## [Problem]
Extract every line that contains the word "JSON".

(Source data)
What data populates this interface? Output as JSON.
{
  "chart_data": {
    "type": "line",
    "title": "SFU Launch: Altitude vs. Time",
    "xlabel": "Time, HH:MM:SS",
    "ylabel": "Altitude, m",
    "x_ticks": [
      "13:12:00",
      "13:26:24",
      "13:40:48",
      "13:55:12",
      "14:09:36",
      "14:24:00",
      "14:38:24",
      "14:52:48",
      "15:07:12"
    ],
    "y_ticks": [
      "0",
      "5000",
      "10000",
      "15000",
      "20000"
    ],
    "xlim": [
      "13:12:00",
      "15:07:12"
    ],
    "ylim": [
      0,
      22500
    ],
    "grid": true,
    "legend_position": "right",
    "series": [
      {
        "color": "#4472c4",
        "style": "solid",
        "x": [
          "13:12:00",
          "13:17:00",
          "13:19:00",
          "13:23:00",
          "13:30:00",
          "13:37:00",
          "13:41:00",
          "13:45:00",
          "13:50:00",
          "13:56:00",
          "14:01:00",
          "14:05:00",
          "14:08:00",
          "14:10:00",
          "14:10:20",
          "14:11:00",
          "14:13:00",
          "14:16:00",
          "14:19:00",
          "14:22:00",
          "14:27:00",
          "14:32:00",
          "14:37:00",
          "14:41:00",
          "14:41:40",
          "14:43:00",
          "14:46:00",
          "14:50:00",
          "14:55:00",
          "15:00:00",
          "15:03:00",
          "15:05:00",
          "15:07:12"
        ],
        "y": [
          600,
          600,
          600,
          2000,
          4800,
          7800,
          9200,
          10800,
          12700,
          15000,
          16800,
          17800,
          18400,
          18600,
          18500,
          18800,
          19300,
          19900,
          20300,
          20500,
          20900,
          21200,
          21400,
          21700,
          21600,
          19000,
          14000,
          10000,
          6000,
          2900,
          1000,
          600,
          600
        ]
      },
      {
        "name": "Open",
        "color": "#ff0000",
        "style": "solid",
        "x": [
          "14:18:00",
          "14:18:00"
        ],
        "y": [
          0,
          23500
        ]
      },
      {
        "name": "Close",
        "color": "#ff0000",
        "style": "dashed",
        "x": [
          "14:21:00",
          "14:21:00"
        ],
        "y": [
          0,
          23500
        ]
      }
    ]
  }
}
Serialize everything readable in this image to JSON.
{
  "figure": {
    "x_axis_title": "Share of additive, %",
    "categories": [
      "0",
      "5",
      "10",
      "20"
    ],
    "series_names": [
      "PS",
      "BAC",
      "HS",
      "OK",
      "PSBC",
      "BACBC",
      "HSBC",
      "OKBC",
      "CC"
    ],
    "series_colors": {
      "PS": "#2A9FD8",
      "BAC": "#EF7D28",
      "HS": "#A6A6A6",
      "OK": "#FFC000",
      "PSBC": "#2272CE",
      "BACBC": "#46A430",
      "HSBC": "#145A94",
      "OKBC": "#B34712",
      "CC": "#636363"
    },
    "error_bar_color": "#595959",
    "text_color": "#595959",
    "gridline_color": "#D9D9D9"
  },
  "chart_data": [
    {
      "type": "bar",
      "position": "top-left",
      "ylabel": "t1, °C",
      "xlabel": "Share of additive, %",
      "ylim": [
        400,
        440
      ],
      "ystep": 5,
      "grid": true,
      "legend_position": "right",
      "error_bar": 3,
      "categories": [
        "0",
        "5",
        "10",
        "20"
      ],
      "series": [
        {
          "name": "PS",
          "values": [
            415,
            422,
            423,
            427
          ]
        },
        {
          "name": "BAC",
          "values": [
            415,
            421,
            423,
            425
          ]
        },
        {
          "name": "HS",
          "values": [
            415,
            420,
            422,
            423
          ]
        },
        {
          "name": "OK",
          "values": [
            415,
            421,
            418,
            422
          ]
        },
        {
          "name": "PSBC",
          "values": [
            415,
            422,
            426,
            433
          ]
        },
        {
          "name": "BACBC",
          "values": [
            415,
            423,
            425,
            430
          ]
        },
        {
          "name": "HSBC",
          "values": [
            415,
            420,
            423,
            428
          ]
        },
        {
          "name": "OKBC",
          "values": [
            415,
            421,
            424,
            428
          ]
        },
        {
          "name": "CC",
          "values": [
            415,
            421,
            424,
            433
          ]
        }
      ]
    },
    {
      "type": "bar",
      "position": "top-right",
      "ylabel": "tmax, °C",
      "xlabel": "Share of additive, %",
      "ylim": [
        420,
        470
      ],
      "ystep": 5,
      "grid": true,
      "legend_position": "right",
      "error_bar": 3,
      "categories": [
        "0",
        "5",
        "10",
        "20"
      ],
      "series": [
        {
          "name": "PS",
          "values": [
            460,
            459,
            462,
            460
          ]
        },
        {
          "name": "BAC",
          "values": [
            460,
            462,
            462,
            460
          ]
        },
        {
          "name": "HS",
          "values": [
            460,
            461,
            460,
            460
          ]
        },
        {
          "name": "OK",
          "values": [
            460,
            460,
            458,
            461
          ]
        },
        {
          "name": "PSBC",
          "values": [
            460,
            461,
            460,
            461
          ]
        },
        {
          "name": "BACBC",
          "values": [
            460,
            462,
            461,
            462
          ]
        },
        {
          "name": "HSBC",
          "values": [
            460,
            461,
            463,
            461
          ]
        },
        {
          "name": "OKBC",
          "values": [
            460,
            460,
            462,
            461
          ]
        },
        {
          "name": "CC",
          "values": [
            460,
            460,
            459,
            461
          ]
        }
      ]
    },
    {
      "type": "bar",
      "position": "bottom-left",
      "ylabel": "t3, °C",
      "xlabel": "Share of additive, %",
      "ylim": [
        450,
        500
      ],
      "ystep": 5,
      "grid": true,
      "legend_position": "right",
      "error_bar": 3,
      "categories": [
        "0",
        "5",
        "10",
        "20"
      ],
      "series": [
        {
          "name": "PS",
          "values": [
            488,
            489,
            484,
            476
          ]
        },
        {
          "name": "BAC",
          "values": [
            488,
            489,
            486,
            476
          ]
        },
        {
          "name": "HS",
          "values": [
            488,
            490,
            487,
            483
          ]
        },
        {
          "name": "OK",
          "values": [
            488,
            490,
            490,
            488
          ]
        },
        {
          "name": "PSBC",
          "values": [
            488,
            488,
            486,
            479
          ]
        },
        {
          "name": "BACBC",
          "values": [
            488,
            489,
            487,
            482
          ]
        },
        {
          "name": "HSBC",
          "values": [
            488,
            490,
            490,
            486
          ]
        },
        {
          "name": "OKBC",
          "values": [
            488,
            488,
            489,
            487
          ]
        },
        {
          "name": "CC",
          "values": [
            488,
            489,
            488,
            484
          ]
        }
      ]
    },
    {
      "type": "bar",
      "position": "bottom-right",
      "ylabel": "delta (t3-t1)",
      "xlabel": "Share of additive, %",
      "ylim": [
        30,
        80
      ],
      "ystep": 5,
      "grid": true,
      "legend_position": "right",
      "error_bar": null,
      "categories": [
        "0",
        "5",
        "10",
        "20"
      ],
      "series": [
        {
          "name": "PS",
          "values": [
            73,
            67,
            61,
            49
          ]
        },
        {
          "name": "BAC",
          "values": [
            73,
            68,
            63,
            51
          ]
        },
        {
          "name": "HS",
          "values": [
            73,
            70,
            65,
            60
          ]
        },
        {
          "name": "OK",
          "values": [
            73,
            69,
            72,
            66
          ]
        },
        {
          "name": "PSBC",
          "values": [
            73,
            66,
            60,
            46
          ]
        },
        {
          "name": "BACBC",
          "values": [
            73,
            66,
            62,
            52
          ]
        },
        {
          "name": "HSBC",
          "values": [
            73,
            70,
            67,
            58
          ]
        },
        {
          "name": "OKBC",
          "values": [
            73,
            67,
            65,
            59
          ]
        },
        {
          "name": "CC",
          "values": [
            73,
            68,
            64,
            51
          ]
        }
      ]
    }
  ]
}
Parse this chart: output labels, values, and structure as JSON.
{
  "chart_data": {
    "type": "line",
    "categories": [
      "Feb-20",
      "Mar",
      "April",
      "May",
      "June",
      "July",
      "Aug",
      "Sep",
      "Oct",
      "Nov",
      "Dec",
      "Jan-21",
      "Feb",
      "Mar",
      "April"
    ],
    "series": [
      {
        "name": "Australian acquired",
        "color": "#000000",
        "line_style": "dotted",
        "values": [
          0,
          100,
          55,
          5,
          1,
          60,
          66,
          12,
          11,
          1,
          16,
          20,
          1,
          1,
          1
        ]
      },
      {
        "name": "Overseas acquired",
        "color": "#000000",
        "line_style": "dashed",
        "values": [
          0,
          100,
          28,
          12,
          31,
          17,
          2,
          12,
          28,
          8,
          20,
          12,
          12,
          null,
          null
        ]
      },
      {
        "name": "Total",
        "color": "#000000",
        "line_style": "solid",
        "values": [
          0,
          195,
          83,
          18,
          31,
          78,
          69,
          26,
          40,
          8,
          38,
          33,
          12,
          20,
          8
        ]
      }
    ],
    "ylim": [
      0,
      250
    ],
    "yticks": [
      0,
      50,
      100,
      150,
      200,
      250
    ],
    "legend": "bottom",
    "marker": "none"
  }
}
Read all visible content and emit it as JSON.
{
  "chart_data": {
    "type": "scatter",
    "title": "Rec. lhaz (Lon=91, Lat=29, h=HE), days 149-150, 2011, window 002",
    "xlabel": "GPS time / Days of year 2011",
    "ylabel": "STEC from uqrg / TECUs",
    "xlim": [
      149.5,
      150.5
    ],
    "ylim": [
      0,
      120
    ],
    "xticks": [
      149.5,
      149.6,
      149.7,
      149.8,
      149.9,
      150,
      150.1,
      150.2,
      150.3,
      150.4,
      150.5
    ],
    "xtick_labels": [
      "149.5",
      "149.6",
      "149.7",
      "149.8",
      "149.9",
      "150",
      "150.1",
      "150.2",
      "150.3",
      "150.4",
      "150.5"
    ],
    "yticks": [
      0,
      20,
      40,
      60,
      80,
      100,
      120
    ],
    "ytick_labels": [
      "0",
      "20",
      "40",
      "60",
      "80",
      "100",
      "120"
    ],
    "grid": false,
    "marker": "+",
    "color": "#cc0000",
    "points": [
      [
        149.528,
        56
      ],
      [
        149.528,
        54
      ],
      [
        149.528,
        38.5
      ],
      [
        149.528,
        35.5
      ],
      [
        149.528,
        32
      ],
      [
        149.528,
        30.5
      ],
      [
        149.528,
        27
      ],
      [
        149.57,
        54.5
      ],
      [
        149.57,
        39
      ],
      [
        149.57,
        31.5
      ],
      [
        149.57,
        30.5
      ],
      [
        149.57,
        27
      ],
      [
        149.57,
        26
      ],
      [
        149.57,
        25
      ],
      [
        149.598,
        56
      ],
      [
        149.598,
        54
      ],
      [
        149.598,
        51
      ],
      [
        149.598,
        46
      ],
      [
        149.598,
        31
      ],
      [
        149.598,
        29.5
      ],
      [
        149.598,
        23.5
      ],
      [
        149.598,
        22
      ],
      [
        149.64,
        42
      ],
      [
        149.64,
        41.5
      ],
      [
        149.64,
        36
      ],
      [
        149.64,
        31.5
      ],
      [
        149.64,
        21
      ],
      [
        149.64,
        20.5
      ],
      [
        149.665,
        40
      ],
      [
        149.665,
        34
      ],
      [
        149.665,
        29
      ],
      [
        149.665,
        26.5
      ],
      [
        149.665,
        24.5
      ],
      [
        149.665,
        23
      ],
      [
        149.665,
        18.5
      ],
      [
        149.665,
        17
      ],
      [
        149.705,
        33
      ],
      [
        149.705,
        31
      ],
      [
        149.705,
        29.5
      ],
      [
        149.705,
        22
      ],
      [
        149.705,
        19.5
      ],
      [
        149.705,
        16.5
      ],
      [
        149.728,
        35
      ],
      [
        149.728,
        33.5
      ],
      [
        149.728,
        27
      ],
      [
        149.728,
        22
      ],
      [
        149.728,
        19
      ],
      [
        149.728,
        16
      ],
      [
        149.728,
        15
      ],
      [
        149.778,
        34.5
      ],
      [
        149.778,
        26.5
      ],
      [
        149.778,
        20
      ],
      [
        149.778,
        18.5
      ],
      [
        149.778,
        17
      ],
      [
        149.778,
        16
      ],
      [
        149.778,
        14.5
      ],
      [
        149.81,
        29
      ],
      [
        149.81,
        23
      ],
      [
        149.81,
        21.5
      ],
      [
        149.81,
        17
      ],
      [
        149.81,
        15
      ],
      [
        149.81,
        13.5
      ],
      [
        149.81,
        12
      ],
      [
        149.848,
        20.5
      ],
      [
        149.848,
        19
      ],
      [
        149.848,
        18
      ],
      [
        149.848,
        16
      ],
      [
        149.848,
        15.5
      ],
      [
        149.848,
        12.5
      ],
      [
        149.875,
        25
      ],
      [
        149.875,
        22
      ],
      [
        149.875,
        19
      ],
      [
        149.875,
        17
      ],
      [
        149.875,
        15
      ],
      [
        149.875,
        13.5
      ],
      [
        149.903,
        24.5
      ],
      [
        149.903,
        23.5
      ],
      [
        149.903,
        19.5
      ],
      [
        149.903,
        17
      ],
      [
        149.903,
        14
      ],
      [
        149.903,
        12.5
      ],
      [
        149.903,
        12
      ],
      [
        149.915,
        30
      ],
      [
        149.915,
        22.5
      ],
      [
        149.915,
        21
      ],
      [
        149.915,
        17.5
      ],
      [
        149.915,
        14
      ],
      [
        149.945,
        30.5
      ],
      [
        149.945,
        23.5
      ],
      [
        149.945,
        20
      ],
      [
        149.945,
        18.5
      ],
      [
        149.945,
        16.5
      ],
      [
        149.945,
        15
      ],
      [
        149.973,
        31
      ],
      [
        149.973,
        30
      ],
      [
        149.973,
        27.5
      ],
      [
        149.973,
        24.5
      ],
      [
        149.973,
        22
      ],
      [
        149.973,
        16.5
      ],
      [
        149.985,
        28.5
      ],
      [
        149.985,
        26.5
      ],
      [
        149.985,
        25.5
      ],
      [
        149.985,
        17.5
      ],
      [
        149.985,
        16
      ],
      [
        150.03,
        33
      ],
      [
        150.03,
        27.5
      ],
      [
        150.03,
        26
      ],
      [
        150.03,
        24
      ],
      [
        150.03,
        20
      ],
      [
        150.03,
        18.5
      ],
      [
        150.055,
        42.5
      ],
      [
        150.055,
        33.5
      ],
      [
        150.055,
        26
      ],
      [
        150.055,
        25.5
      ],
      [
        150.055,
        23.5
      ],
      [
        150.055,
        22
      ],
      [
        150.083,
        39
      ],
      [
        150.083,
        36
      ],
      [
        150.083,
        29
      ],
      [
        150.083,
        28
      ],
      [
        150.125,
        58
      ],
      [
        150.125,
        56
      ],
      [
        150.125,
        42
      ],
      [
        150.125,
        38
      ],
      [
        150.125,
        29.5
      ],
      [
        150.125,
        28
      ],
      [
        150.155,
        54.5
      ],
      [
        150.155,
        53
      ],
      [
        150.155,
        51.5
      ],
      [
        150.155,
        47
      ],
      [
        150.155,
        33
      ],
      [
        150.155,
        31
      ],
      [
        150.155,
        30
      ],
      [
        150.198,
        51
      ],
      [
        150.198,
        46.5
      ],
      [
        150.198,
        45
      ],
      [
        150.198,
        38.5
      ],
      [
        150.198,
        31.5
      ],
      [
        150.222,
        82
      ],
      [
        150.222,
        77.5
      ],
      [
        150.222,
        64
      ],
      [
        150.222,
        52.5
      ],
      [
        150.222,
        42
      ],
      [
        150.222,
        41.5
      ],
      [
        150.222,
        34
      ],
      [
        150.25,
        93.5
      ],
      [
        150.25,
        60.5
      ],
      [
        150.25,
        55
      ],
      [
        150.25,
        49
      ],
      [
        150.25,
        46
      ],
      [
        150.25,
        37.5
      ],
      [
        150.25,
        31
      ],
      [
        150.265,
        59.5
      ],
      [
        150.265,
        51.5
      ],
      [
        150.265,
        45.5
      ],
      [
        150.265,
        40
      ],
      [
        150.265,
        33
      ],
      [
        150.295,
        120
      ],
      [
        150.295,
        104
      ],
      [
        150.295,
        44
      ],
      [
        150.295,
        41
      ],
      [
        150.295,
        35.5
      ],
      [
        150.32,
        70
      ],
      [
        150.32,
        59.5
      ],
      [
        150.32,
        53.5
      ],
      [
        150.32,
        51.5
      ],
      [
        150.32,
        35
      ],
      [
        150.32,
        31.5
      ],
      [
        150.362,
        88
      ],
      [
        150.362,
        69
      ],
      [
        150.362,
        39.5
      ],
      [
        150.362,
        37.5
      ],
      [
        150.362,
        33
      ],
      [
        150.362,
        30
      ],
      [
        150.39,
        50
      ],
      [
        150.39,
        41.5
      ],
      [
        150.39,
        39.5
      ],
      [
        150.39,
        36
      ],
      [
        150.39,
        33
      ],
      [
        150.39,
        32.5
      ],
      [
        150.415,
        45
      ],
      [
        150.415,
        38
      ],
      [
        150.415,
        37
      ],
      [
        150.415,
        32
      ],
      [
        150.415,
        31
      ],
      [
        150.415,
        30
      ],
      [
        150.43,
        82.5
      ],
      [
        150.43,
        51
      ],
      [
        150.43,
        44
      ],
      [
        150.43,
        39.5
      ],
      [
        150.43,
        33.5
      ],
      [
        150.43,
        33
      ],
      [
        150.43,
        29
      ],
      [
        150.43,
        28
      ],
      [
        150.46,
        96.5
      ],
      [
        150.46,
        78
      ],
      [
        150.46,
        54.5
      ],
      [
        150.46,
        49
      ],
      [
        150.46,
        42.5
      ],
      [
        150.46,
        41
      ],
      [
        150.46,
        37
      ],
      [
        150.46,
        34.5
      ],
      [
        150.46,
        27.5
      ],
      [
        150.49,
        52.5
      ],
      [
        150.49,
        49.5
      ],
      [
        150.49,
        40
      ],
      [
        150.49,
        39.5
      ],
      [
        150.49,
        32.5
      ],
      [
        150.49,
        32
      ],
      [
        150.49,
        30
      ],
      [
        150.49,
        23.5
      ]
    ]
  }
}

## [Exercise result]
What data populates this interface? Output as JSON.
Serialize everything readable in this image to JSON.
Parse this chart: output labels, values, and structure as JSON.
Read all visible content and emit it as JSON.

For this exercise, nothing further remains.